------ Data in this exercise ------

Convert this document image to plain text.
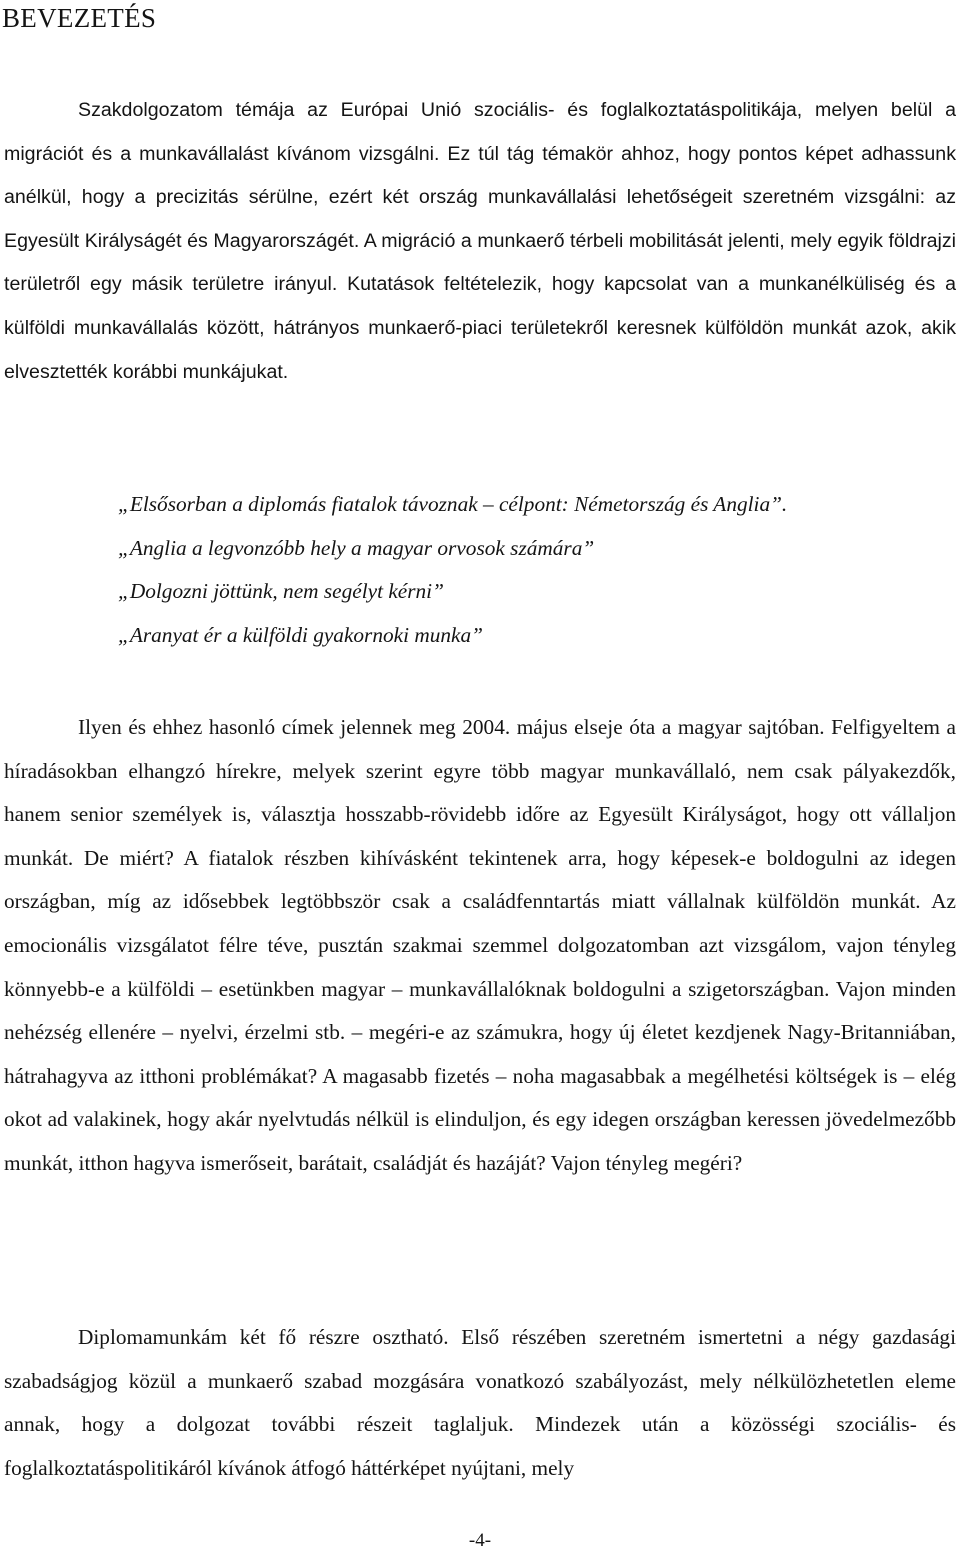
BEVEZETÉS

Szakdolgozatom témája az Európai Unió szociális- és foglalkoztatáspolitikája, melyen belül a migrációt és a munkavállalást kívánom vizsgálni. Ez túl tág témakör ahhoz, hogy pontos képet adhassunk anélkül, hogy a precizitás sérülne, ezért két ország munkavállalási lehetőségeit szeretném vizsgálni: az Egyesült Királyságét és Magyarországét. A migráció a munkaerő térbeli mobilitását jelenti, mely egyik földrajzi területről egy másik területre irányul. Kutatások feltételezik, hogy kapcsolat van a munkanélküliség és a külföldi munkavállalás között, hátrányos munkaerő-piaci területekről keresnek külföldön munkát azok, akik elvesztették korábbi munkájukat.

„Elsősorban a diplomás fiatalok távoznak – célpont: Németország és Anglia”.
„Anglia a legvonzóbb hely a magyar orvosok számára”
„Dolgozni jöttünk, nem segélyt kérni”
„Aranyat ér a külföldi gyakornoki munka”

Ilyen és ehhez hasonló címek jelennek meg 2004. május elseje óta a magyar sajtóban. Felfigyeltem a híradásokban elhangzó hírekre, melyek szerint egyre több magyar munkavállaló, nem csak pályakezdők, hanem senior személyek is, választja hosszabb-rövidebb időre az Egyesült Királyságot, hogy ott vállaljon munkát. De miért? A fiatalok részben kihívásként tekintenek arra, hogy képesek-e boldogulni az idegen országban, míg az idősebbek legtöbbször csak a családfenntartás miatt vállalnak külföldön munkát. Az emocionális vizsgálatot félre téve, pusztán szakmai szemmel dolgozatomban azt vizsgálom, vajon tényleg könnyebb-e a külföldi – esetünkben magyar – munkavállalóknak boldogulni a szigetországban. Vajon minden nehézség ellenére – nyelvi, érzelmi stb. – megéri-e az számukra, hogy új életet kezdjenek Nagy-Britanniában, hátrahagyva az itthoni problémákat? A magasabb fizetés – noha magasabbak a megélhetési költségek is – elég okot ad valakinek, hogy akár nyelvtudás nélkül is elinduljon, és egy idegen országban keressen jövedelmezőbb munkát, itthon hagyva ismerőseit, barátait, családját és hazáját? Vajon tényleg megéri?

Diplomamunkám két fő részre osztható. Első részében szeretném ismertetni a négy gazdasági szabadságjog közül a munkaerő szabad mozgására vonatkozó szabályozást, mely nélkülözhetetlen eleme annak, hogy a dolgozat további részeit taglaljuk. Mindezek után a közösségi szociális- és foglalkoztatáspolitikáról kívánok átfogó háttérképet nyújtani, mely

-4-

------

▸ **Work to do**:
Transcribe every line in the entries above, taking out only the images.

▸ **Task result**:
Convert this document image to plain text.
BEVEZETÉS

Szakdolgozatom témája az Európai Unió szociális- és foglalkoztatáspolitikája, melyen belül a migrációt és a munkavállalást kívánom vizsgálni. Ez túl tág témakör ahhoz, hogy pontos képet adhassunk anélkül, hogy a precizitás sérülne, ezért két ország munkavállalási lehetőségeit szeretném vizsgálni: az Egyesült Királyságét és Magyarországét. A migráció a munkaerő térbeli mobilitását jelenti, mely egyik földrajzi területről egy másik területre irányul. Kutatások feltételezik, hogy kapcsolat van a munkanélküliség és a külföldi munkavállalás között, hátrányos munkaerő-piaci területekről keresnek külföldön munkát azok, akik elvesztették korábbi munkájukat.

„Elsősorban a diplomás fiatalok távoznak – célpont: Németország és Anglia”.
„Anglia a legvonzóbb hely a magyar orvosok számára”
„Dolgozni jöttünk, nem segélyt kérni”
„Aranyat ér a külföldi gyakornoki munka”

Ilyen és ehhez hasonló címek jelennek meg 2004. május elseje óta a magyar sajtóban. Felfigyeltem a híradásokban elhangzó hírekre, melyek szerint egyre több magyar munkavállaló, nem csak pályakezdők, hanem senior személyek is, választja hosszabb-rövidebb időre az Egyesült Királyságot, hogy ott vállaljon munkát. De miért? A fiatalok részben kihívásként tekintenek arra, hogy képesek-e boldogulni az idegen országban, míg az idősebbek legtöbbször csak a családfenntartás miatt vállalnak külföldön munkát. Az emocionális vizsgálatot félre téve, pusztán szakmai szemmel dolgozatomban azt vizsgálom, vajon tényleg könnyebb-e a külföldi – esetünkben magyar – munkavállalóknak boldogulni a szigetországban. Vajon minden nehézség ellenére – nyelvi, érzelmi stb. – megéri-e az számukra, hogy új életet kezdjenek Nagy-Britanniában, hátrahagyva az itthoni problémákat? A magasabb fizetés – noha magasabbak a megélhetési költségek is – elég okot ad valakinek, hogy akár nyelvtudás nélkül is elinduljon, és egy idegen országban keressen jövedelmezőbb munkát, itthon hagyva ismerőseit, barátait, családját és hazáját? Vajon tényleg megéri?

Diplomamunkám két fő részre osztható. Első részében szeretném ismertetni a négy gazdasági szabadságjog közül a munkaerő szabad mozgására vonatkozó szabályozást, mely nélkülözhetetlen eleme annak, hogy a dolgozat további részeit taglaljuk. Mindezek után a közösségi szociális- és foglalkoztatáspolitikáról kívánok átfogó háttérképet nyújtani, mely

-4-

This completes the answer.